_PROBLEM REQUIREMENTS_
Go through the records and show each line where the word "Особенности" occurs.

Stored data
-*-

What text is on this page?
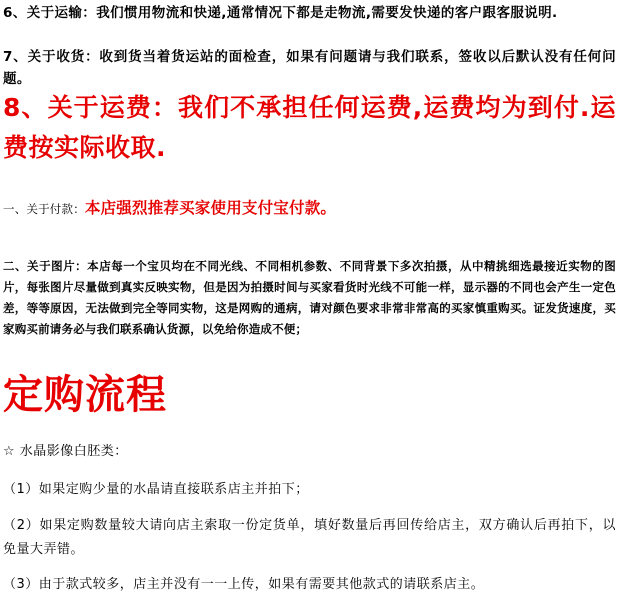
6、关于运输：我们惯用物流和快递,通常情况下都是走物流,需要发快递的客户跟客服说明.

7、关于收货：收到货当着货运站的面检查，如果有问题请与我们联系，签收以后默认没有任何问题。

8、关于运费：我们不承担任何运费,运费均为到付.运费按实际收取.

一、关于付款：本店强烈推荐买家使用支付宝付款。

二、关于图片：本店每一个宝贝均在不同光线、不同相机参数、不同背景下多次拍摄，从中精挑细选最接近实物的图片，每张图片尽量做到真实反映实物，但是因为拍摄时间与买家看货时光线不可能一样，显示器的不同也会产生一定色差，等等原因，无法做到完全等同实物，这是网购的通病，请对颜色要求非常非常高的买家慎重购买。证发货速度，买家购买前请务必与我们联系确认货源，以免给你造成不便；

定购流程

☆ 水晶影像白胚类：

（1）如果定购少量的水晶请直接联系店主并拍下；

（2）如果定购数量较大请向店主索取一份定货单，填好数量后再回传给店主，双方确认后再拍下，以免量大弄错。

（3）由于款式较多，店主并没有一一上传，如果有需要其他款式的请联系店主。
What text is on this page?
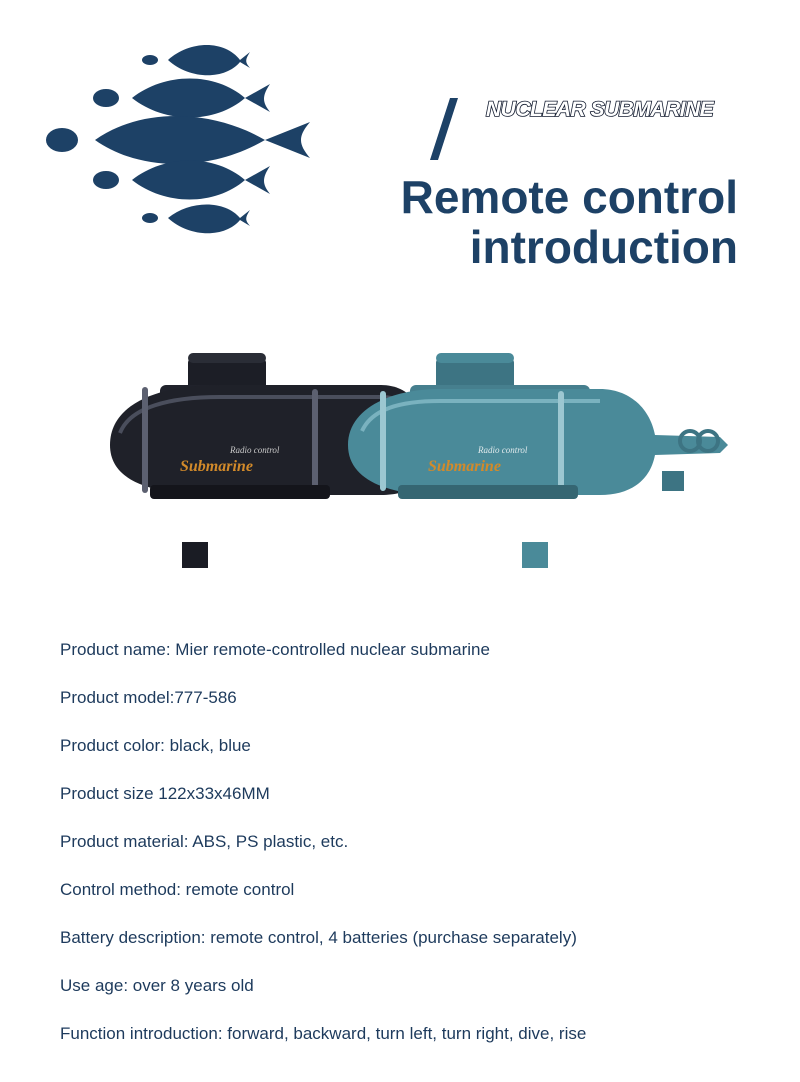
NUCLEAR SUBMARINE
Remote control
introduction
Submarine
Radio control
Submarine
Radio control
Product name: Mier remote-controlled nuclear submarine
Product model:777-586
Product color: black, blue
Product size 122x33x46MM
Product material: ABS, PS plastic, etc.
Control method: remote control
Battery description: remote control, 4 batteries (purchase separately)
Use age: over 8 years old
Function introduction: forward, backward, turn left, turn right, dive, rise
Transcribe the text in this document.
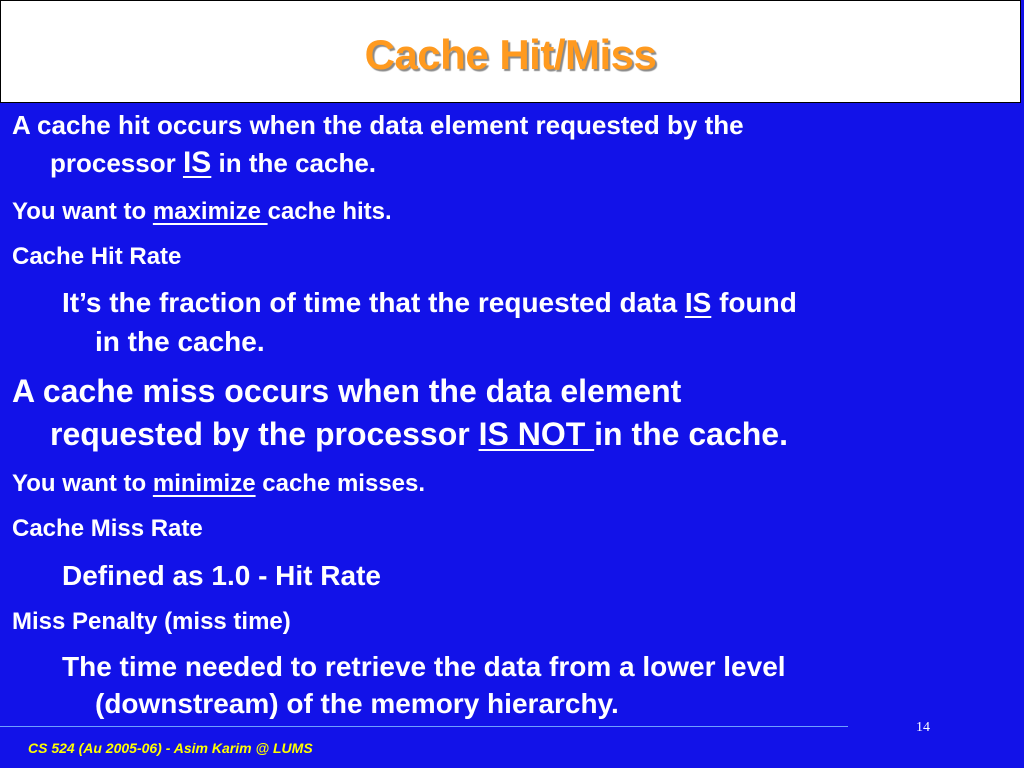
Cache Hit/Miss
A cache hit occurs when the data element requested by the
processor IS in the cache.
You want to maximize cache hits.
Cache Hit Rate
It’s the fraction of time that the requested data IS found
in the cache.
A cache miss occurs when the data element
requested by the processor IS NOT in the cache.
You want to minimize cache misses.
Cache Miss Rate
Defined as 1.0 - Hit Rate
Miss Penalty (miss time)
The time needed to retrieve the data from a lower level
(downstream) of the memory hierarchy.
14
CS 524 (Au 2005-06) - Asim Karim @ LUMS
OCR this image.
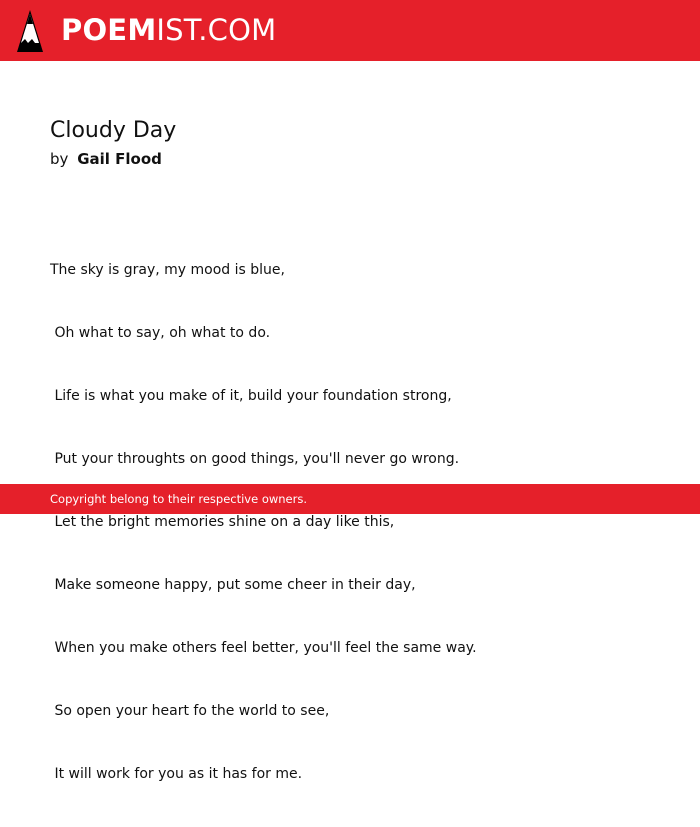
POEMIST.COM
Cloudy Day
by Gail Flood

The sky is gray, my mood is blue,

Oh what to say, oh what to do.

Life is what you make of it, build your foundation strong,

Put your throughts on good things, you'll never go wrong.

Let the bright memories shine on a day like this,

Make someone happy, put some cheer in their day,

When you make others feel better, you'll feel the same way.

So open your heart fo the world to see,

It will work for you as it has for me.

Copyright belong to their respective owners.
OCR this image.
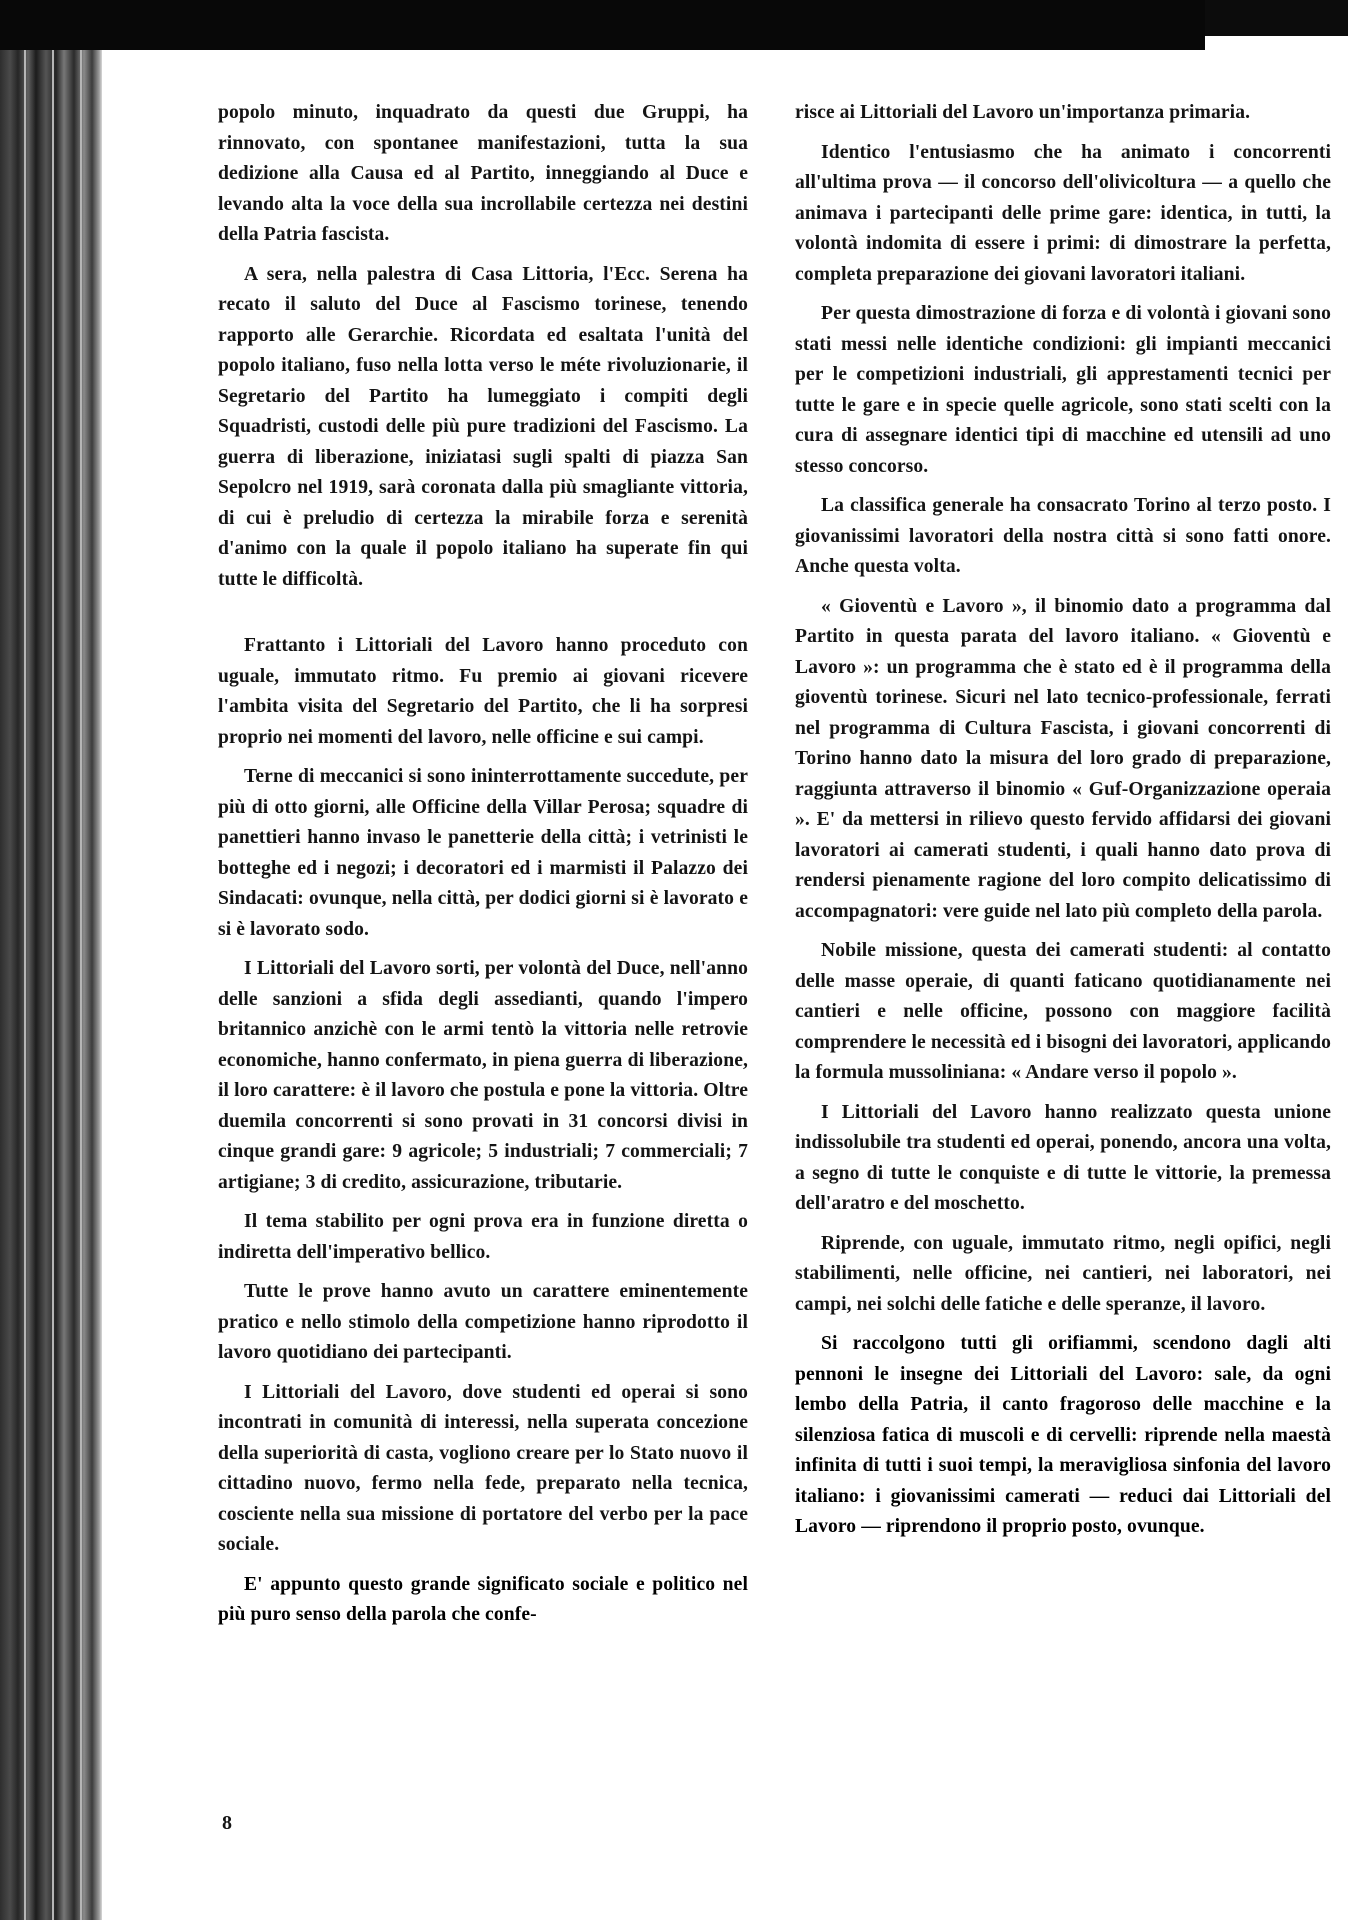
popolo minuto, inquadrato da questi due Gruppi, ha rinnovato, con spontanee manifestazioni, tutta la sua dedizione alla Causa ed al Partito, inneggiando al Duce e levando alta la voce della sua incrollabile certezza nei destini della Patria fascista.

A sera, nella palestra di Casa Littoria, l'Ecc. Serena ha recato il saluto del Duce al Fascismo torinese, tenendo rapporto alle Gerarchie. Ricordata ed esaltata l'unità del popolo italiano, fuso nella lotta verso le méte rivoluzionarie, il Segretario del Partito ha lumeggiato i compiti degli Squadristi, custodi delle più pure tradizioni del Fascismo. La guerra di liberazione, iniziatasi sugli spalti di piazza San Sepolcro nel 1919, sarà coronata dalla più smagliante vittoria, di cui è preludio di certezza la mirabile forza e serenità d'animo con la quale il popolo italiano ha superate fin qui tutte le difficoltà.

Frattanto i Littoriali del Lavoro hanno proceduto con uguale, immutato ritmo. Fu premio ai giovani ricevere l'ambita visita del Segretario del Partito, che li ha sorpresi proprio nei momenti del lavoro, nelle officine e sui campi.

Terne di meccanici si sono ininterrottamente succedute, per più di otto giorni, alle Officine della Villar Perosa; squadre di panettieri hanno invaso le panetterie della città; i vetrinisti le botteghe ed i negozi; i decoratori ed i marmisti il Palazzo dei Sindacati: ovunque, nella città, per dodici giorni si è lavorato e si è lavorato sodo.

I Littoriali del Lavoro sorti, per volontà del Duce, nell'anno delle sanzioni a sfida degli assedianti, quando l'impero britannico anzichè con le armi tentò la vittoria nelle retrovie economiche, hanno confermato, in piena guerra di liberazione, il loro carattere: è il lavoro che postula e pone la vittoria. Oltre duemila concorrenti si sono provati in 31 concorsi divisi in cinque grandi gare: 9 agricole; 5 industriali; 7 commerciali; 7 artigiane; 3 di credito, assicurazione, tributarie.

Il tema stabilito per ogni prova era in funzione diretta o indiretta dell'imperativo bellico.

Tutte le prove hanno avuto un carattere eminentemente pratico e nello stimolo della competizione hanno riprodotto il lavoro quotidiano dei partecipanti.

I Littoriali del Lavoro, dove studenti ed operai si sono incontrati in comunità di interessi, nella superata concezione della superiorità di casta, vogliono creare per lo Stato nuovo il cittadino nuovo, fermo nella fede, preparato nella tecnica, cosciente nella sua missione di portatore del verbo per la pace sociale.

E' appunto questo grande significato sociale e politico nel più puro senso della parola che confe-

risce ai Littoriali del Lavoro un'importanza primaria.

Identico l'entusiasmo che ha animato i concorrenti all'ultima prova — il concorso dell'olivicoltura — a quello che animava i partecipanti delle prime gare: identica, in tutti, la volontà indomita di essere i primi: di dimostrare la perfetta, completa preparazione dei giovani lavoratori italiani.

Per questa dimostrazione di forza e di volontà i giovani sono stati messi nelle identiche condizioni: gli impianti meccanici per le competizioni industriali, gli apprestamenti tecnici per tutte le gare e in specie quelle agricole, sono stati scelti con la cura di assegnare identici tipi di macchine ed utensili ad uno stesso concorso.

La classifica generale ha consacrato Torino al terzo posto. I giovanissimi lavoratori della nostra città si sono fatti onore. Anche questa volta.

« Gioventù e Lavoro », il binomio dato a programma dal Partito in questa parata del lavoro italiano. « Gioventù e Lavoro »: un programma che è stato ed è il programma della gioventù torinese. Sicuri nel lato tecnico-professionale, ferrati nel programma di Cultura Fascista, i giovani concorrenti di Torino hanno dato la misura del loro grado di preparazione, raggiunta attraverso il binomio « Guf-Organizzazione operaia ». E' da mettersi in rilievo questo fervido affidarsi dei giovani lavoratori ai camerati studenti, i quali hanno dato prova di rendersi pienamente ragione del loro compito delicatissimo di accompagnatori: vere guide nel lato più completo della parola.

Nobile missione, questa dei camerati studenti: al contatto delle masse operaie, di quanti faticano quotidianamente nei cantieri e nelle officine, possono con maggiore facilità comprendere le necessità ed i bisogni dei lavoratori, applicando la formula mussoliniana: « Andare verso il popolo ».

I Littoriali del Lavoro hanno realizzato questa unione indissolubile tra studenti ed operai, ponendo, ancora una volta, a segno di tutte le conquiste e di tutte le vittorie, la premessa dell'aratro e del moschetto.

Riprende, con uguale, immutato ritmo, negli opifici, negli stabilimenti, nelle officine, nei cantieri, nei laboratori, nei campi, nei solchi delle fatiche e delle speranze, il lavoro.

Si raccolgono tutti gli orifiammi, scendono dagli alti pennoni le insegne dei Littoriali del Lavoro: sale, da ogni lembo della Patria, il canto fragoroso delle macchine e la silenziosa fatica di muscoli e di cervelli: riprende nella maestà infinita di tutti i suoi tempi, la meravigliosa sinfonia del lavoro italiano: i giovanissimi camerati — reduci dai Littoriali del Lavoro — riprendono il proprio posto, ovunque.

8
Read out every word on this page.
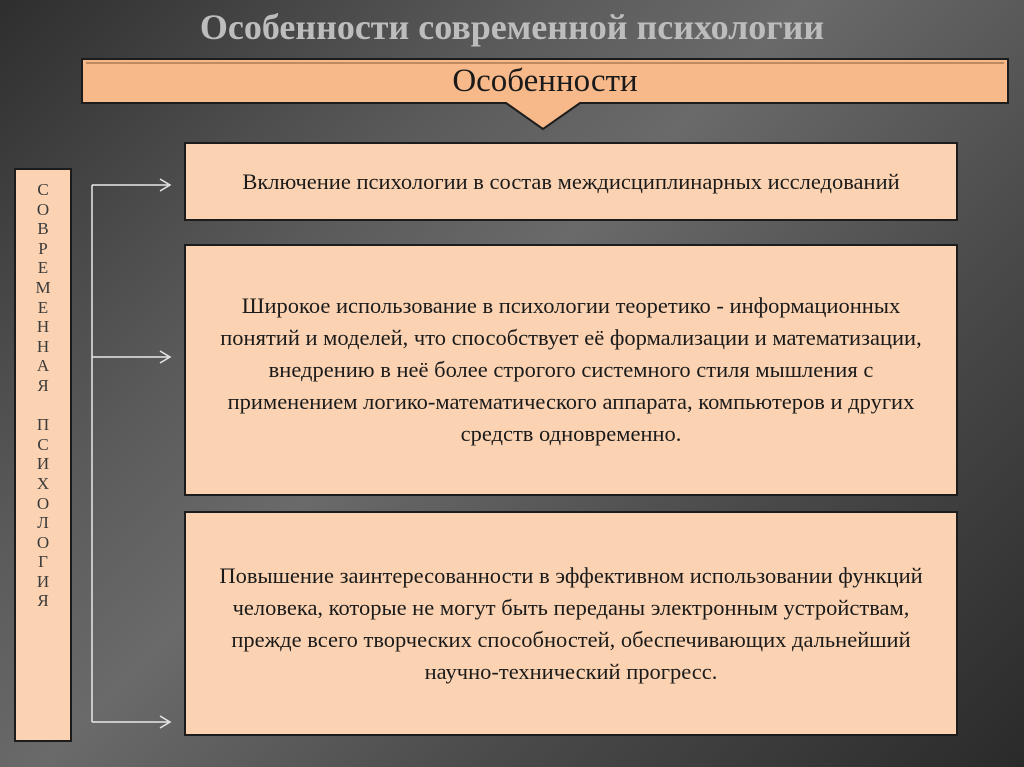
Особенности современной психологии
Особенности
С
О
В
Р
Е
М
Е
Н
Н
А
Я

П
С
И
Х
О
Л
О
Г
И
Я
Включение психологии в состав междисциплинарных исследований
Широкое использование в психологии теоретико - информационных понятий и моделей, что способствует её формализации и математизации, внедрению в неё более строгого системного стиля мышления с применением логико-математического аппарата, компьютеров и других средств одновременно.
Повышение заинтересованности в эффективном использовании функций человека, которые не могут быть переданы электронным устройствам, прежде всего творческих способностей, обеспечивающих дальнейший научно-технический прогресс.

-*-

_EXERCISE ANSWER_
Особенности современной психологии
Особенности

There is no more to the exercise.